━━ INPUT

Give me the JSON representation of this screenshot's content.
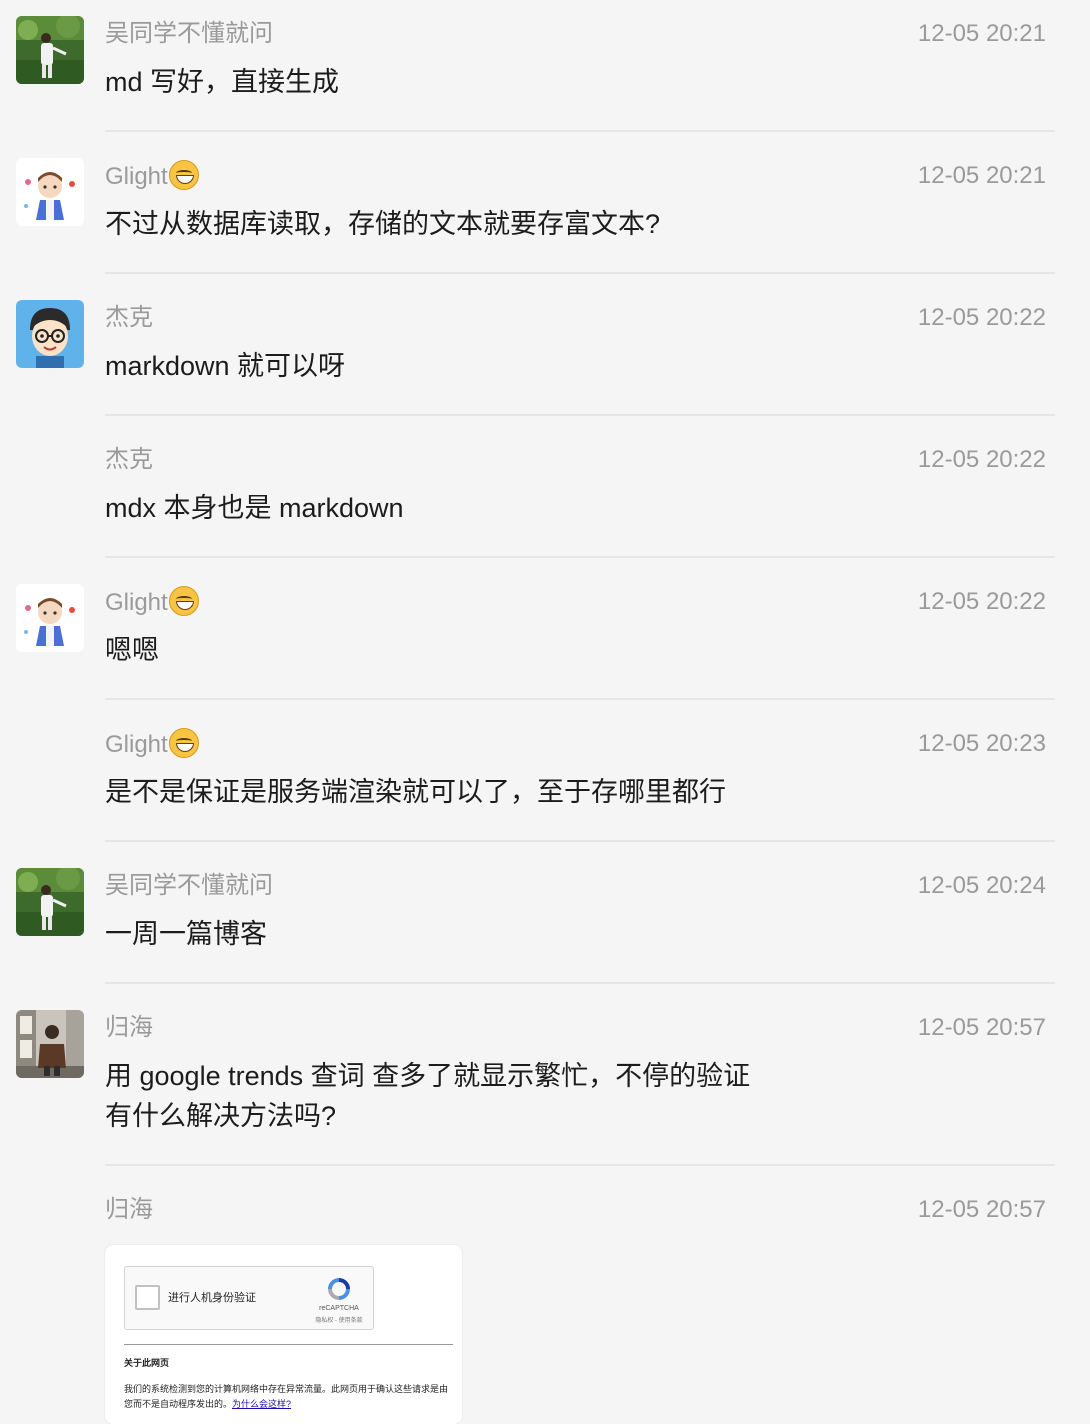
{
  "messages": [
    {
      "sender": "吴同学不懂就问",
      "time": "12-05 20:21",
      "text": "md 写好，直接生成",
      "avatar": "photo-landscape"
    },
    {
      "sender": "Glight",
      "time": "12-05 20:21",
      "text": "不过从数据库读取，存储的文本就要存富文本?",
      "avatar": "cartoon-boy",
      "emoji": "grinning-face"
    },
    {
      "sender": "杰克",
      "time": "12-05 20:22",
      "text": "markdown 就可以呀",
      "avatar": "cartoon-glasses"
    },
    {
      "sender": "杰克",
      "time": "12-05 20:22",
      "text": "mdx 本身也是 markdown"
    },
    {
      "sender": "Glight",
      "time": "12-05 20:22",
      "text": "嗯嗯",
      "avatar": "cartoon-boy",
      "emoji": "grinning-face"
    },
    {
      "sender": "Glight",
      "time": "12-05 20:23",
      "text": "是不是保证是服务端渲染就可以了，至于存哪里都行",
      "emoji": "grinning-face"
    },
    {
      "sender": "吴同学不懂就问",
      "time": "12-05 20:24",
      "text": "一周一篇博客",
      "avatar": "photo-landscape"
    },
    {
      "sender": "归海",
      "time": "12-05 20:57",
      "text": "用 google trends 查词 查多了就显示繁忙，不停的验证",
      "text2": "有什么解决方法吗?",
      "avatar": "photo-street"
    },
    {
      "sender": "归海",
      "time": "12-05 20:57"
    }
  ],
  "captcha": {
    "checkbox_label": "进行人机身份验证",
    "brand": "reCAPTCHA",
    "terms": "隐私权 - 使用条款",
    "about_title": "关于此网页",
    "about_body": "我们的系统检测到您的计算机网络中存在异常流量。此网页用于确认这些请求是由您而不是自动程序发出的。",
    "about_link": "为什么会这样?"
  }
}
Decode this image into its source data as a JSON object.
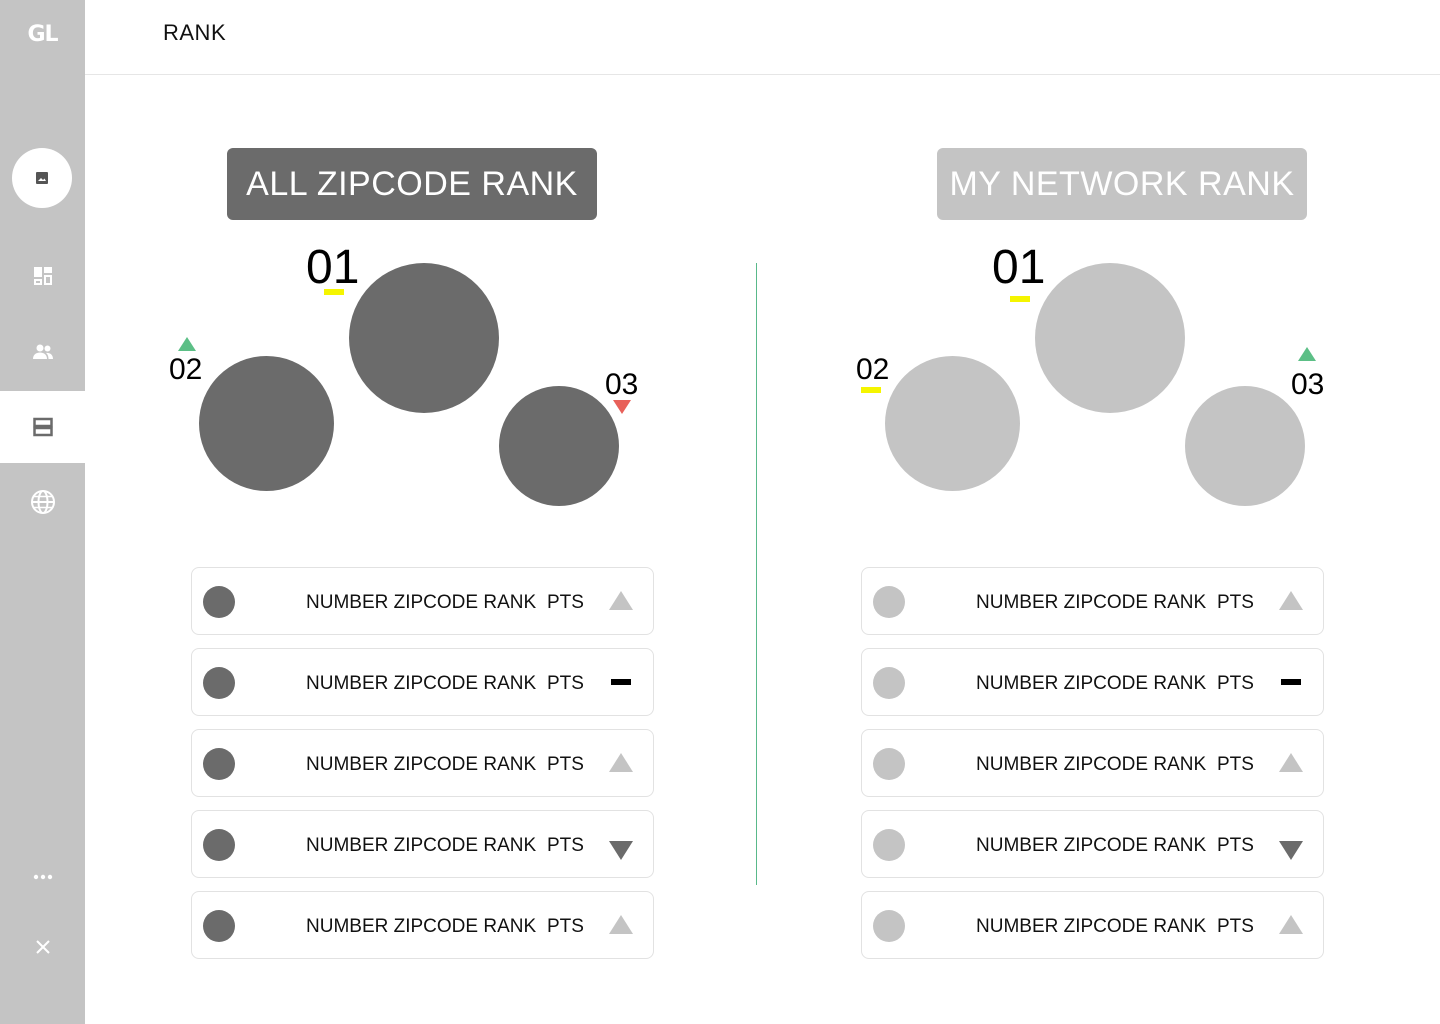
{
  "sidebar": {
    "logo": "GL",
    "nav": [
      {
        "icon": "dashboard-icon"
      },
      {
        "icon": "people-icon"
      },
      {
        "icon": "list-icon",
        "active": true
      },
      {
        "icon": "globe-icon"
      }
    ],
    "bottom": [
      {
        "icon": "more-icon"
      },
      {
        "icon": "close-icon"
      }
    ]
  },
  "header": {
    "title": "RANK"
  },
  "tabs": {
    "all": {
      "label": "ALL ZIPCODE RANK",
      "selected": true
    },
    "network": {
      "label": "MY NETWORK RANK",
      "selected": false
    }
  },
  "podium_all": {
    "first": {
      "rank": "01",
      "trend": "same"
    },
    "second": {
      "rank": "02",
      "trend": "up"
    },
    "third": {
      "rank": "03",
      "trend": "down"
    }
  },
  "podium_network": {
    "first": {
      "rank": "01",
      "trend": "same"
    },
    "second": {
      "rank": "02",
      "trend": "same"
    },
    "third": {
      "rank": "03",
      "trend": "up"
    }
  },
  "list_all": [
    {
      "label": "NUMBER ZIPCODE RANK",
      "pts": "PTS",
      "trend": "up"
    },
    {
      "label": "NUMBER ZIPCODE RANK",
      "pts": "PTS",
      "trend": "same"
    },
    {
      "label": "NUMBER ZIPCODE RANK",
      "pts": "PTS",
      "trend": "up"
    },
    {
      "label": "NUMBER ZIPCODE RANK",
      "pts": "PTS",
      "trend": "down"
    },
    {
      "label": "NUMBER ZIPCODE RANK",
      "pts": "PTS",
      "trend": "up"
    }
  ],
  "list_network": [
    {
      "label": "NUMBER ZIPCODE RANK",
      "pts": "PTS",
      "trend": "up"
    },
    {
      "label": "NUMBER ZIPCODE RANK",
      "pts": "PTS",
      "trend": "same"
    },
    {
      "label": "NUMBER ZIPCODE RANK",
      "pts": "PTS",
      "trend": "up"
    },
    {
      "label": "NUMBER ZIPCODE RANK",
      "pts": "PTS",
      "trend": "down"
    },
    {
      "label": "NUMBER ZIPCODE RANK",
      "pts": "PTS",
      "trend": "up"
    }
  ],
  "colors": {
    "sidebar": "#c4c4c4",
    "dark": "#6b6b6b",
    "light": "#c4c4c4",
    "up": "#5cbf86",
    "down": "#e8615a",
    "same": "#f5f500",
    "divider": "#59b98a"
  }
}
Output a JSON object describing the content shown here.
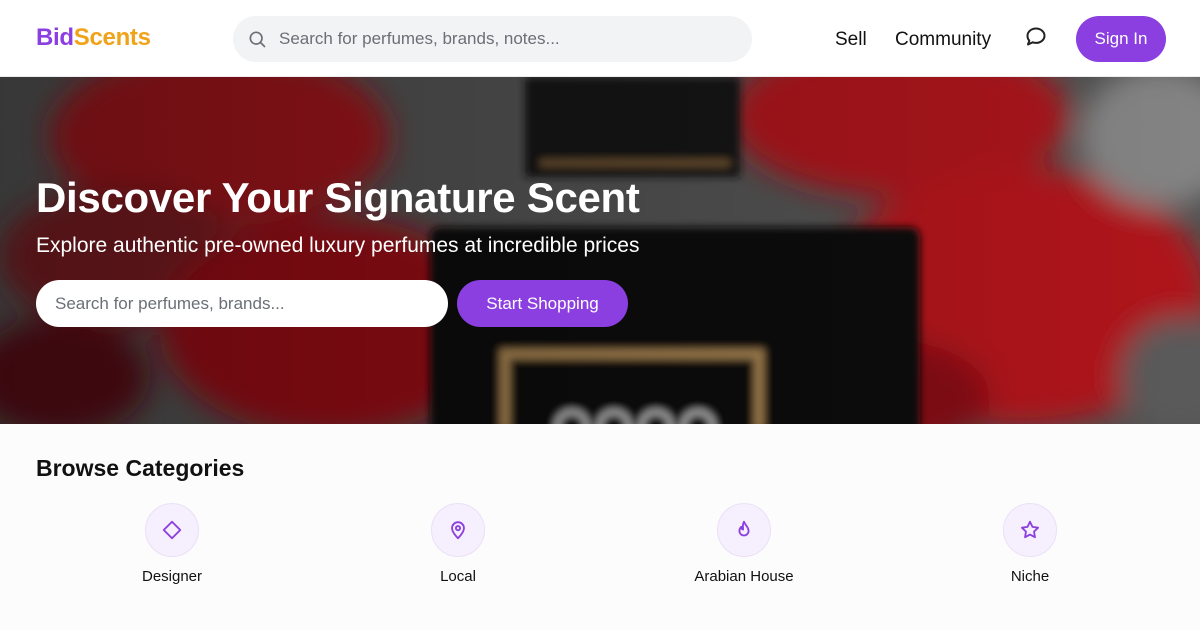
{
  "header": {
    "logo_part1": "Bid",
    "logo_part2": "Scents",
    "search_placeholder": "Search for perfumes, brands, notes...",
    "nav_sell": "Sell",
    "nav_community": "Community",
    "signin_label": "Sign In",
    "icons": {
      "search": "search-icon",
      "chat": "chat-bubble-icon"
    }
  },
  "hero": {
    "title": "Discover Your Signature Scent",
    "subtitle": "Explore authentic pre-owned luxury perfumes at incredible prices",
    "search_placeholder": "Search for perfumes, brands...",
    "cta_label": "Start Shopping"
  },
  "categories": {
    "title": "Browse Categories",
    "items": [
      {
        "label": "Designer",
        "icon": "diamond-icon"
      },
      {
        "label": "Local",
        "icon": "map-pin-icon"
      },
      {
        "label": "Arabian House",
        "icon": "flame-icon"
      },
      {
        "label": "Niche",
        "icon": "star-icon"
      }
    ]
  },
  "colors": {
    "brand_purple": "#8b3fe0",
    "brand_orange": "#f0a319",
    "category_bg": "#f6effd"
  }
}
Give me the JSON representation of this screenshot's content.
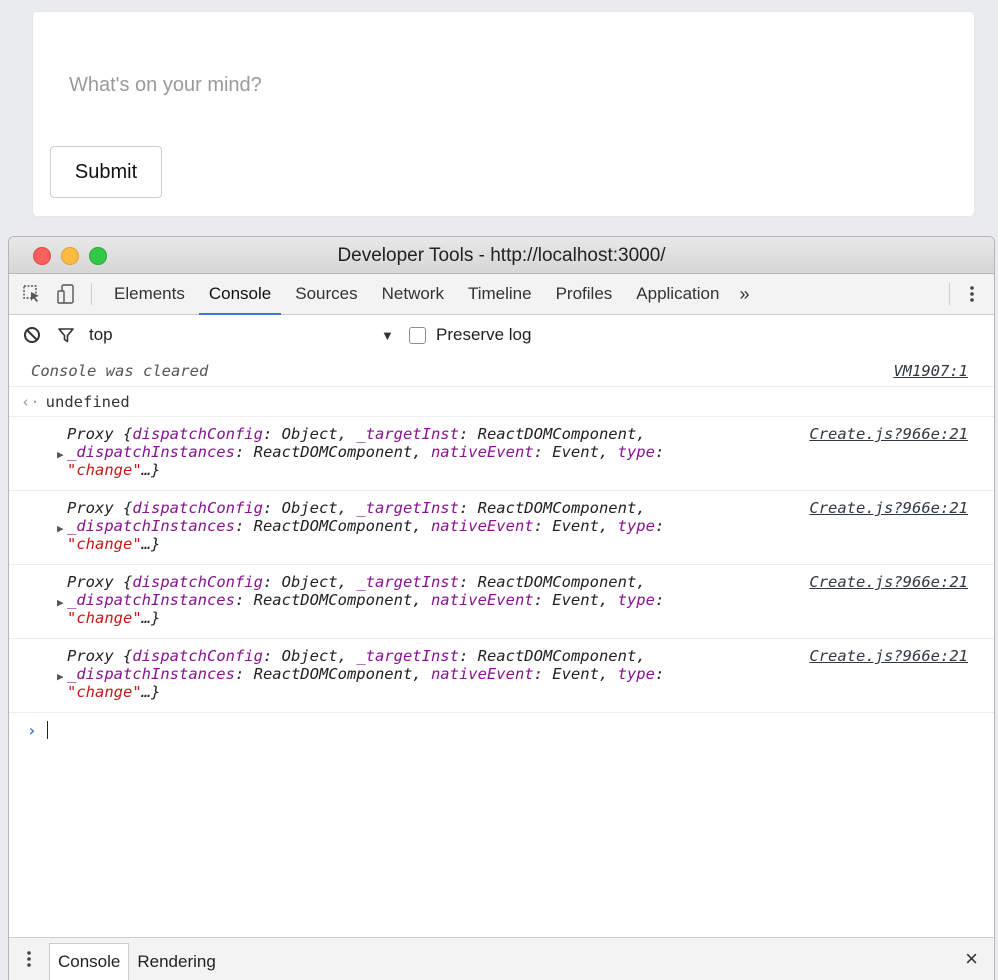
{
  "app": {
    "post_placeholder": "What's on your mind?",
    "submit_label": "Submit"
  },
  "devtools": {
    "window_title": "Developer Tools - http://localhost:3000/",
    "traffic_lights": {
      "close": "#fc605c",
      "minimize": "#fdbc40",
      "zoom": "#34c84a"
    },
    "toolbar_icons": [
      "inspect-element-icon",
      "device-toolbar-icon"
    ],
    "tabs": [
      {
        "label": "Elements"
      },
      {
        "label": "Console",
        "active": true
      },
      {
        "label": "Sources"
      },
      {
        "label": "Network"
      },
      {
        "label": "Timeline"
      },
      {
        "label": "Profiles"
      },
      {
        "label": "Application"
      }
    ],
    "more_tabs": "»",
    "accent_color": "#3879d9",
    "filter_bar": {
      "context": "top",
      "dropdown_arrow": "▼",
      "preserve_log_label": "Preserve log",
      "preserve_log_checked": false
    },
    "console": {
      "cleared": {
        "text": "Console was cleared",
        "source": "VM1907:1"
      },
      "result": {
        "arrow": "‹·",
        "text": "undefined"
      },
      "log_entries": [
        {
          "source": "Create.js?966e:21"
        },
        {
          "source": "Create.js?966e:21"
        },
        {
          "source": "Create.js?966e:21"
        },
        {
          "source": "Create.js?966e:21"
        }
      ],
      "proxy": {
        "prefix": "Proxy {",
        "k1": "dispatchConfig",
        "v1": ": Object, ",
        "k2": "_targetInst",
        "v2": ": ReactDOMComponent,",
        "k3": "_dispatchInstances",
        "v3": ": ReactDOMComponent, ",
        "k4": "nativeEvent",
        "v4": ": Event, ",
        "k5": "type",
        "v5": ":",
        "str": "\"change\"",
        "suffix": "…}"
      },
      "prompt": "›"
    },
    "drawer": {
      "tabs": [
        {
          "label": "Console",
          "active": true
        },
        {
          "label": "Rendering"
        }
      ],
      "close": "×"
    }
  }
}
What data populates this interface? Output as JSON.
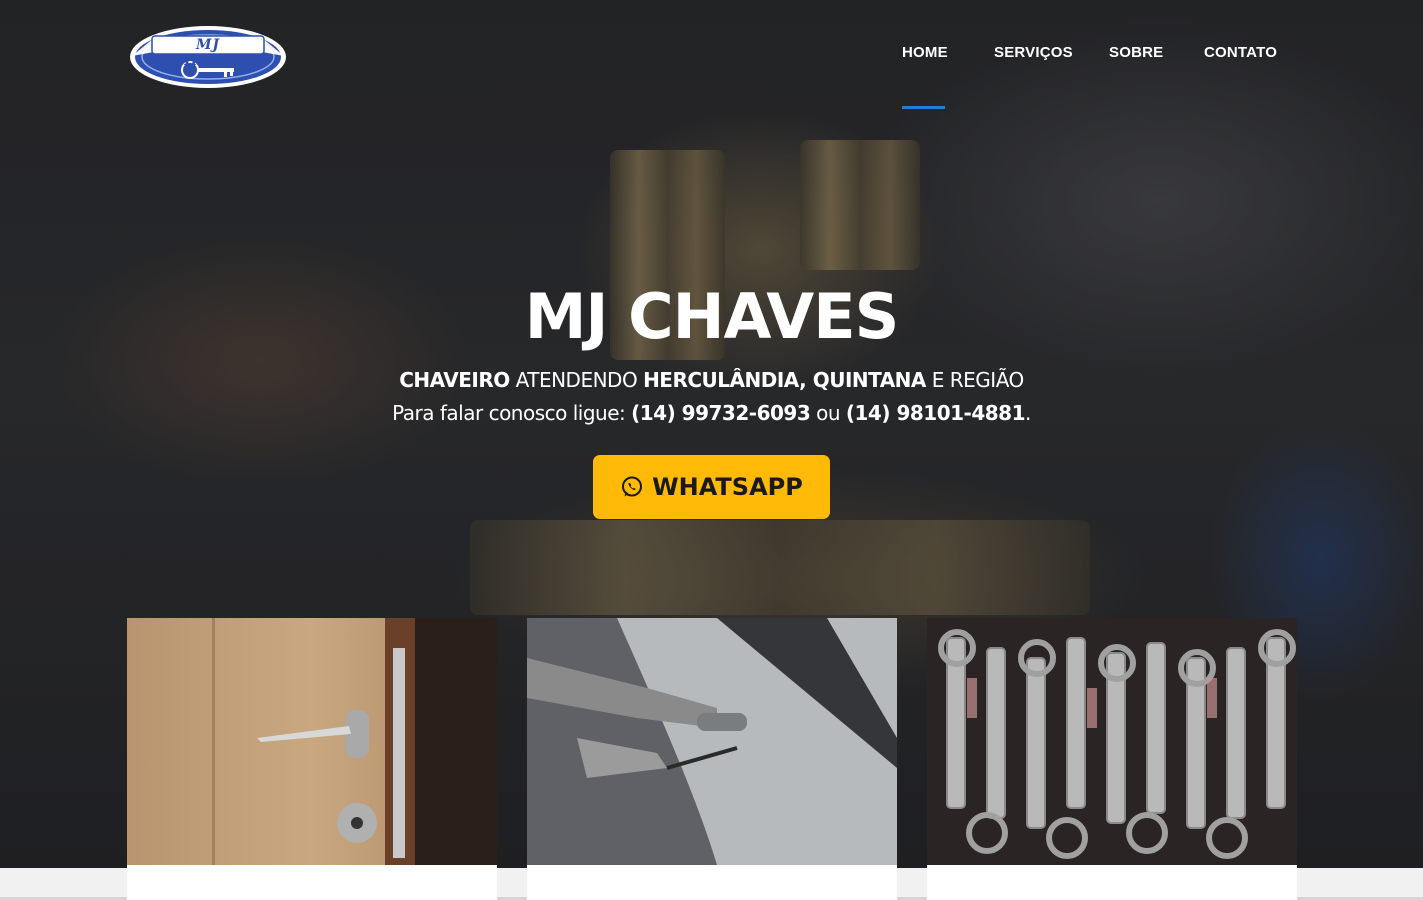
{
  "brand": {
    "logo_text": "MJ CHAVES",
    "logo_colors": {
      "primary": "#2e4fb0",
      "light": "#8fb2ee",
      "outline": "#ffffff"
    }
  },
  "nav": {
    "items": [
      {
        "label": "HOME",
        "active": true
      },
      {
        "label": "SERVIÇOS",
        "active": false
      },
      {
        "label": "SOBRE",
        "active": false
      },
      {
        "label": "CONTATO",
        "active": false
      }
    ],
    "active_color": "#1f7de0"
  },
  "hero": {
    "title": "MJ CHAVES",
    "line1": {
      "part1_bold": "CHAVEIRO",
      "part2": " ATENDENDO ",
      "part3_bold": "HERCULÂNDIA, QUINTANA",
      "part4": " E REGIÃO"
    },
    "line2": {
      "prefix": "Para falar conosco ligue: ",
      "phone1": "(14) 99732-6093",
      "middle": " ou ",
      "phone2": "(14) 98101-4881",
      "suffix": "."
    },
    "cta": {
      "label": "WHATSAPP",
      "icon": "whatsapp-icon",
      "color": "#ffba08"
    }
  },
  "cards": [
    {
      "image": "door-lock-handle"
    },
    {
      "image": "car-door-unlocking"
    },
    {
      "image": "key-blanks-rack"
    }
  ]
}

━━━━

#### WHAT YOU SHOULD DO
From the data above, copy out every line with the string "ReactDOMComponent" in it.

#### FULL ANSWER
        "v2": ": ReactDOMComponent,",
        "v3": ": ReactDOMComponent, ",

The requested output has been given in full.